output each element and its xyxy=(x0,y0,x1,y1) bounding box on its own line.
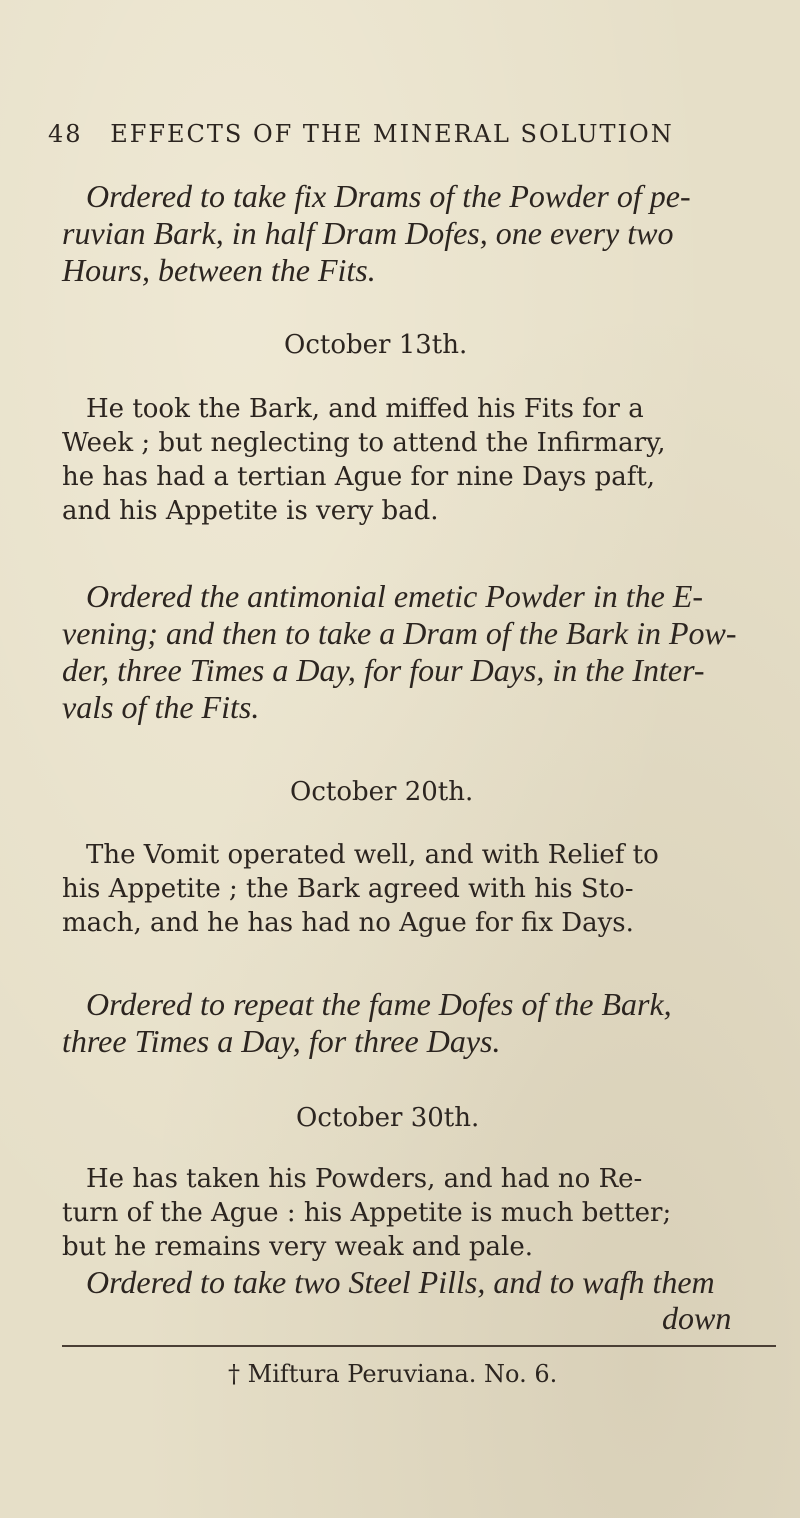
order-paragraph xyxy=(62,178,774,289)
page-number: 48 xyxy=(48,120,83,148)
text-line: ruvian Bark, in half Dram Dofes, one every two xyxy=(62,215,674,251)
footnote: † Miftura Peruviana. No. 6. xyxy=(228,1360,558,1388)
date-heading: October 30th. xyxy=(296,1103,480,1133)
text-line: vals of the Fits. xyxy=(62,689,260,725)
text-line: mach, and he has had no Ague for fix Days. xyxy=(62,908,634,938)
text-line: der, three Times a Day, for four Days, in the Inter- xyxy=(62,652,705,688)
text-line: He took the Bark, and miffed his Fits for a xyxy=(86,394,644,424)
text-line: but he remains very weak and pale. xyxy=(62,1232,534,1262)
footnote-divider xyxy=(62,1345,776,1347)
text-line: Ordered to take two Steel Pills, and to wafh them xyxy=(86,1264,715,1300)
text-line: The Vomit operated well, and with Relief to xyxy=(86,840,659,870)
date-heading: October 13th. xyxy=(284,330,468,360)
text-line: Week ; but neglecting to attend the Infirmary, xyxy=(62,428,666,458)
text-line: vening; and then to take a Dram of the Bark in Pow- xyxy=(62,615,737,651)
text-line: Ordered the antimonial emetic Powder in the E- xyxy=(86,578,704,614)
text-line: Ordered to take fix Drams of the Powder of pe- xyxy=(86,178,691,214)
running-header xyxy=(48,120,674,148)
order-paragraph xyxy=(62,1264,774,1301)
order-paragraph xyxy=(62,986,774,1060)
report-paragraph xyxy=(62,838,774,940)
catchword: down xyxy=(662,1300,732,1336)
report-paragraph xyxy=(62,1162,774,1264)
text-line: He has taken his Powders, and had no Re- xyxy=(86,1164,643,1194)
text-line: three Times a Day, for three Days. xyxy=(62,1023,501,1059)
text-line: he has had a tertian Ague for nine Days paft, xyxy=(62,462,656,492)
text-line: and his Appetite is very bad. xyxy=(62,496,439,526)
text-line: Ordered to repeat the fame Dofes of the Bark, xyxy=(86,986,672,1022)
running-title: EFFECTS OF THE MINERAL SOLUTION xyxy=(110,120,674,148)
text-line: Hours, between the Fits. xyxy=(62,252,376,288)
text-line: turn of the Ague : his Appetite is much better; xyxy=(62,1198,672,1228)
text-line: his Appetite ; the Bark agreed with his Sto- xyxy=(62,874,634,904)
report-paragraph xyxy=(62,392,774,528)
date-heading: October 20th. xyxy=(290,777,474,807)
order-paragraph xyxy=(62,578,774,726)
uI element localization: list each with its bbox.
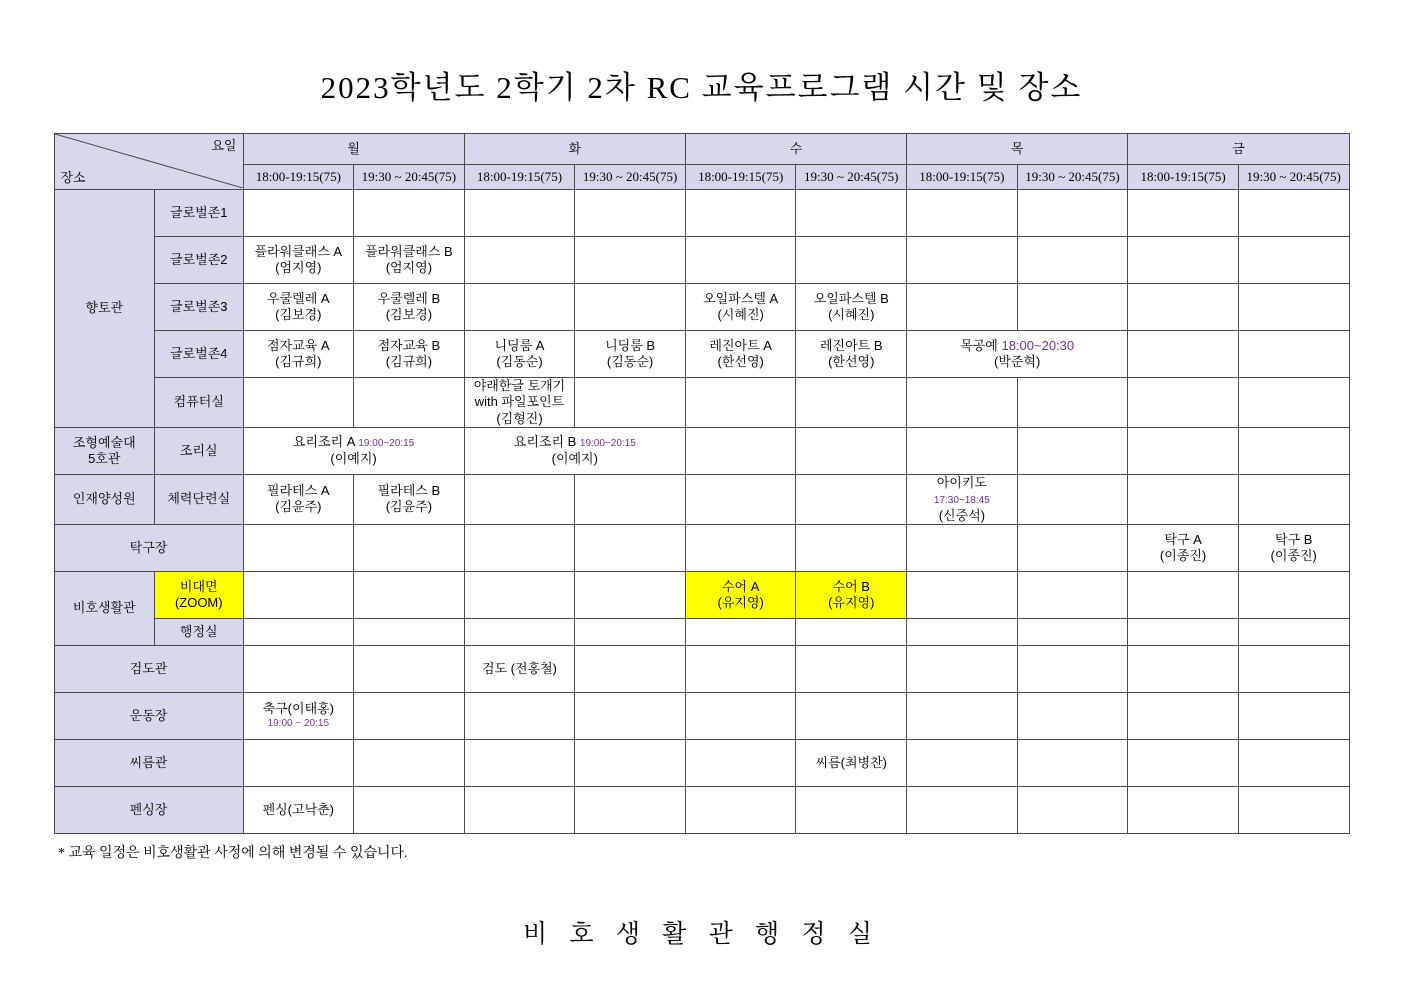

★ ★ ★ ★

▶ **WHAT IS EXPECTED**: Please lay out the lines of the records as a JSON list of strings, one string per line and blank lines omitted, taking only the part that opens with the line containing "order-paragraph xyxy=(62,178,774,289)" and closes with the line containing "text-line: three Times", both included.

▶ **RESPONSE**:
[
  "order-paragraph xyxy=(62,178,774,289)",
  "page-number: 48 xyxy=(48,120,83,148)",
  "text-line: ruvian Bark, in half Dram Dofes, one every two xyxy=(62,215,674,251)",
  "footnote: † Miftura Peruviana. No. 6. xyxy=(228,1360,558,1388)",
  "date-heading: October 30th. xyxy=(296,1103,480,1133)",
  "text-line: vals of the Fits. xyxy=(62,689,260,725)",
  "text-line: mach, and he has had no Ague for fix Days. xyxy=(62,908,634,938)",
  "text-line: der, three Times a Day, for four Days, in the Inter- xyxy=(62,652,705,688)",
  "text-line: He took the Bark, and miffed his Fits for a xyxy=(86,394,644,424)",
  "text-line: but he remains very weak and pale. xyxy=(62,1232,534,1262)",
  "footnote-divider xyxy=(62,1345,776,1347)",
  "text-line: Ordered to take two Steel Pills, and to wafh them xyxy=(86,1264,715,1300)",
  "text-line: The Vomit operated well, and with Relief to xyxy=(86,840,659,870)",
  "date-heading: October 13th. xyxy=(284,330,468,360)",
  "text-line: Week ; but neglecting to attend the Infirmary, xyxy=(62,428,666,458)",
  "text-line: vening; and then to take a Dram of the Bark in Pow- xyxy=(62,615,737,651)",
  "text-line: Ordered the antimonial emetic Powder in the E- xyxy=(86,578,704,614)",
  "text-line: Ordered to take fix Drams of the Powder of pe- xyxy=(86,178,691,214)",
  "running-header xyxy=(48,120,674,148)",
  "order-paragraph xyxy=(62,1264,774,1301)",
  "order-paragraph xyxy=(62,986,774,1060)",
  "report-paragraph xyxy=(62,838,774,940)",
  "catchword: down xyxy=(662,1300,732,1336)",
  "report-paragraph xyxy=(62,1162,774,1264)",
  "text-line: He has taken his Powders, and had no Re- xyxy=(86,1164,643,1194)",
  "text-line: three Times a Day, for three Days. xyxy=(62,1023,501,1059)"
]